• **DATA IN THIS EXERCISE**
----

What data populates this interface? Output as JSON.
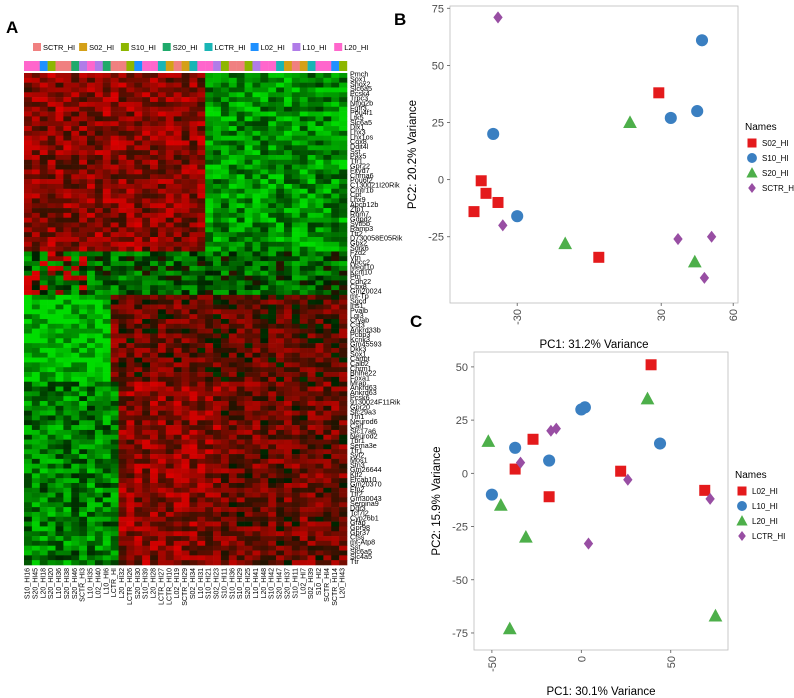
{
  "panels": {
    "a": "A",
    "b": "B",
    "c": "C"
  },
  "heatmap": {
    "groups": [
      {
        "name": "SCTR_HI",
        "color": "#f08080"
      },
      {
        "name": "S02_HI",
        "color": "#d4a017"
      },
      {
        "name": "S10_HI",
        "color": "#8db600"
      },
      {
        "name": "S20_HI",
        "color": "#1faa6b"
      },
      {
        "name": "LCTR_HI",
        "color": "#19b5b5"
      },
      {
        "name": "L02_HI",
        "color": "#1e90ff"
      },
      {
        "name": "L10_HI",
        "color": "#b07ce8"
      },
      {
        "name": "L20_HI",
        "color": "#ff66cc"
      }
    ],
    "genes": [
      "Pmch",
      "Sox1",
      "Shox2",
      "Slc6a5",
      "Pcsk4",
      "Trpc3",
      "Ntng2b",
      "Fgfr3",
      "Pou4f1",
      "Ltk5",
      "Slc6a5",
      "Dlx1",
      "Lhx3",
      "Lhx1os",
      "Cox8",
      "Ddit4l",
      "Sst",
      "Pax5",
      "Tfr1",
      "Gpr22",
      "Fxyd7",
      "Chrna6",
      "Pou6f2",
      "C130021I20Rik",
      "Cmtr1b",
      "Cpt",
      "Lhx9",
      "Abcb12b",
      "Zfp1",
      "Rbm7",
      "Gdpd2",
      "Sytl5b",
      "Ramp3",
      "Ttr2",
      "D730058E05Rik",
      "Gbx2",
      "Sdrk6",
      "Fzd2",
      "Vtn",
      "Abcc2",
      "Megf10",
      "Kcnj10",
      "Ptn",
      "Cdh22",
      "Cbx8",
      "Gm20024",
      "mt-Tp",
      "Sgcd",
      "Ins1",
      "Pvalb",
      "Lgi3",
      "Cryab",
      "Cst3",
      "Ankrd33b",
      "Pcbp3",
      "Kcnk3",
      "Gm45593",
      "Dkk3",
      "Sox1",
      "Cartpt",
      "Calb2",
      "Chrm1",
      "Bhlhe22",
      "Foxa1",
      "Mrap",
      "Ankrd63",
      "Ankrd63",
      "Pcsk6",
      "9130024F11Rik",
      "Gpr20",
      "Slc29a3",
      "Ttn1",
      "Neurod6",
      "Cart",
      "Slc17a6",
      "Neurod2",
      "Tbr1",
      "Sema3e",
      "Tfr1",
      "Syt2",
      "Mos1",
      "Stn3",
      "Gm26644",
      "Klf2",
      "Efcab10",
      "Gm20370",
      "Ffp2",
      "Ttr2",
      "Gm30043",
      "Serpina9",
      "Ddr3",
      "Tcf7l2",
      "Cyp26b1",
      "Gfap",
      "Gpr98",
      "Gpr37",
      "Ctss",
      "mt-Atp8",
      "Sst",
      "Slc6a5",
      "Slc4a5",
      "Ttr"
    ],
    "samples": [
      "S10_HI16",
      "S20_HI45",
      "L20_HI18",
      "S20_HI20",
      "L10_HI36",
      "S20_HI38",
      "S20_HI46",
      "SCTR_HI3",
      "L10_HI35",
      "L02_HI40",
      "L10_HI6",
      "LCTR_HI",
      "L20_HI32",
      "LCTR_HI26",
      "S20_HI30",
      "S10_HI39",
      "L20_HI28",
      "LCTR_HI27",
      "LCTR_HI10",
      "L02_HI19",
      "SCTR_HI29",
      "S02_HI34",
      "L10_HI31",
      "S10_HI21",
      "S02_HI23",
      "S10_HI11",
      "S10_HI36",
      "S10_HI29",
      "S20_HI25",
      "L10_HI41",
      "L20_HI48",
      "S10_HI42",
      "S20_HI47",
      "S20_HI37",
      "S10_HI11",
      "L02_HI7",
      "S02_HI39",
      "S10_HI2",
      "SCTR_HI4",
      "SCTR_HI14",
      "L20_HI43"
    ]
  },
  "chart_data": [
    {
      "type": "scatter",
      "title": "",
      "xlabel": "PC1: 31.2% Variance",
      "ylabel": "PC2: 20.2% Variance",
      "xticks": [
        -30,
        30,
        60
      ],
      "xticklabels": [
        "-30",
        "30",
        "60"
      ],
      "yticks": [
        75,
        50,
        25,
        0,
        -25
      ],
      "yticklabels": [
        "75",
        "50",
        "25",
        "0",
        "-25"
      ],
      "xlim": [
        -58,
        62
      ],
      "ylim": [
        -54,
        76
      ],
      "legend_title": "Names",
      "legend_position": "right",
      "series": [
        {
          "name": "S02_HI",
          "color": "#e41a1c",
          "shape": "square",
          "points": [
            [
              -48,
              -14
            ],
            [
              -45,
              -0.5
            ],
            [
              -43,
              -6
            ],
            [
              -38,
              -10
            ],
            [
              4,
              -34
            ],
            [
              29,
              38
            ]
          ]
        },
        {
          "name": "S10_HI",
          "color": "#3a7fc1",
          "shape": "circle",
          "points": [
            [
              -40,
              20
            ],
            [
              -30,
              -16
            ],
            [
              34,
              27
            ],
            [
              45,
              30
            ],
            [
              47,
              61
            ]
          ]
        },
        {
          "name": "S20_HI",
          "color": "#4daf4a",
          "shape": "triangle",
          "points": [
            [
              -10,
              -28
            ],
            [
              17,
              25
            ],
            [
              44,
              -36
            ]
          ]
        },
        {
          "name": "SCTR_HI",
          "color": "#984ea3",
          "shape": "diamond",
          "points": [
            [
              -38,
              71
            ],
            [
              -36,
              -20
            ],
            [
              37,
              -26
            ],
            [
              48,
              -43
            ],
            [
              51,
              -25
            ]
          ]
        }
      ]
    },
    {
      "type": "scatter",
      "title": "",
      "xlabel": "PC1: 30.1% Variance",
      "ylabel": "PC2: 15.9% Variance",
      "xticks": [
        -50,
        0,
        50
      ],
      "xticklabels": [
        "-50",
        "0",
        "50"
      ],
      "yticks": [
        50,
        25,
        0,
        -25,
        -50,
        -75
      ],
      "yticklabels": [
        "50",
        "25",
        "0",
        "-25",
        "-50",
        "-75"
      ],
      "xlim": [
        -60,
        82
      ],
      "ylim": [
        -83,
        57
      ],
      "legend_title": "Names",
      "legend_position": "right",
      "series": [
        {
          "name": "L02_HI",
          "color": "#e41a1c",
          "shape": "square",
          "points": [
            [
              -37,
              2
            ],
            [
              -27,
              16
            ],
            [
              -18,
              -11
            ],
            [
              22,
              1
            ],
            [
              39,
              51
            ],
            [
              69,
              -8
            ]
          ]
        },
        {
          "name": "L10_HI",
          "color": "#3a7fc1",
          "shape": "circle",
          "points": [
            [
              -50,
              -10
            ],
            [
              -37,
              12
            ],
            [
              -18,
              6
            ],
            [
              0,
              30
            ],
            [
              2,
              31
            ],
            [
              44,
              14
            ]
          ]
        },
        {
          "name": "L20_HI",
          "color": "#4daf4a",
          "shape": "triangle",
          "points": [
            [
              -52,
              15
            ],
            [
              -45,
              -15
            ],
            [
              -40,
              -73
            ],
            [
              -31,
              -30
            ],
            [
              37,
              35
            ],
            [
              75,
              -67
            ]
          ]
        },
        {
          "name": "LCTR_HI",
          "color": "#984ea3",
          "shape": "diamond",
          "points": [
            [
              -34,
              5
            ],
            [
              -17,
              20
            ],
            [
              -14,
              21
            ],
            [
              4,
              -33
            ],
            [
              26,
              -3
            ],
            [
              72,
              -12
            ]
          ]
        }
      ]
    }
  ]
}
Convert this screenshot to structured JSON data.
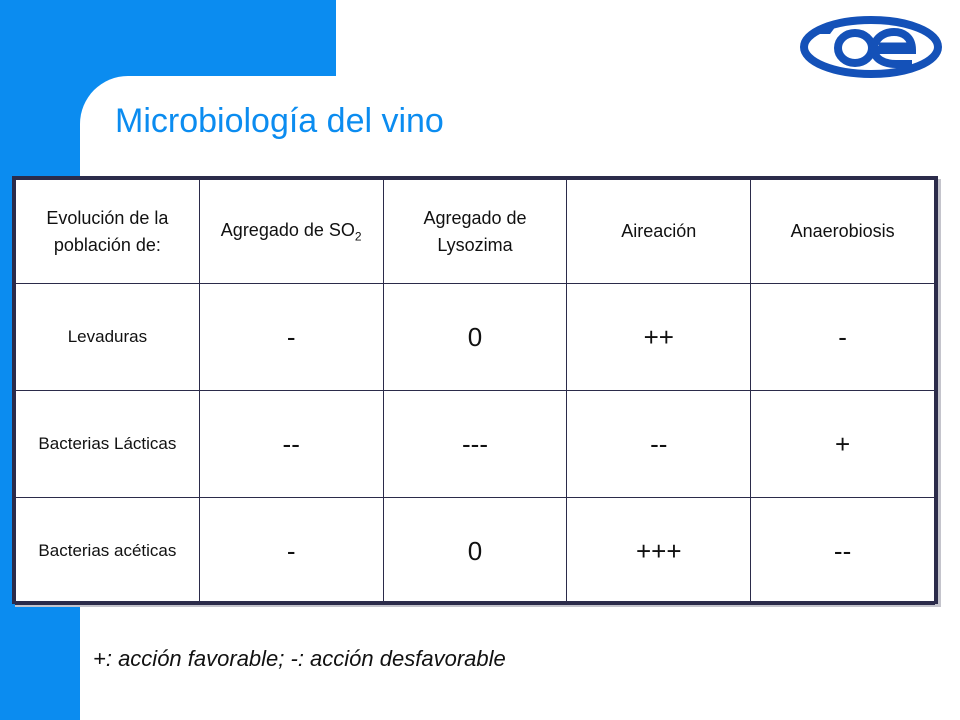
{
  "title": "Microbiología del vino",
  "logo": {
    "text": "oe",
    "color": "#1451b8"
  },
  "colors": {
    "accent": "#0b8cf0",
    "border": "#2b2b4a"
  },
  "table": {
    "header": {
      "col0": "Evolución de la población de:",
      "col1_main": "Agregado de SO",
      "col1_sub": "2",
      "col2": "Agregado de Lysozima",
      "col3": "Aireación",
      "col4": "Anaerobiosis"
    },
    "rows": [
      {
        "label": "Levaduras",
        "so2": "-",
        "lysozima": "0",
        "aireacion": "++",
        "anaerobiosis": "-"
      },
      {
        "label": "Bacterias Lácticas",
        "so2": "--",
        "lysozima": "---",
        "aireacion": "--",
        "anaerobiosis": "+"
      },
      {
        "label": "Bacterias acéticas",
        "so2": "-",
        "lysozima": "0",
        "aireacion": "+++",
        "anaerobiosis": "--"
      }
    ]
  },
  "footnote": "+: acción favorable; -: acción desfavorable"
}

----

• **TASK**
Select, from the listing, all lines that include the word "JSON".

• **EXERCISE OUTPUT**
What data populates this interface? Output as JSON.
Convert this screenshot to structured JSON data.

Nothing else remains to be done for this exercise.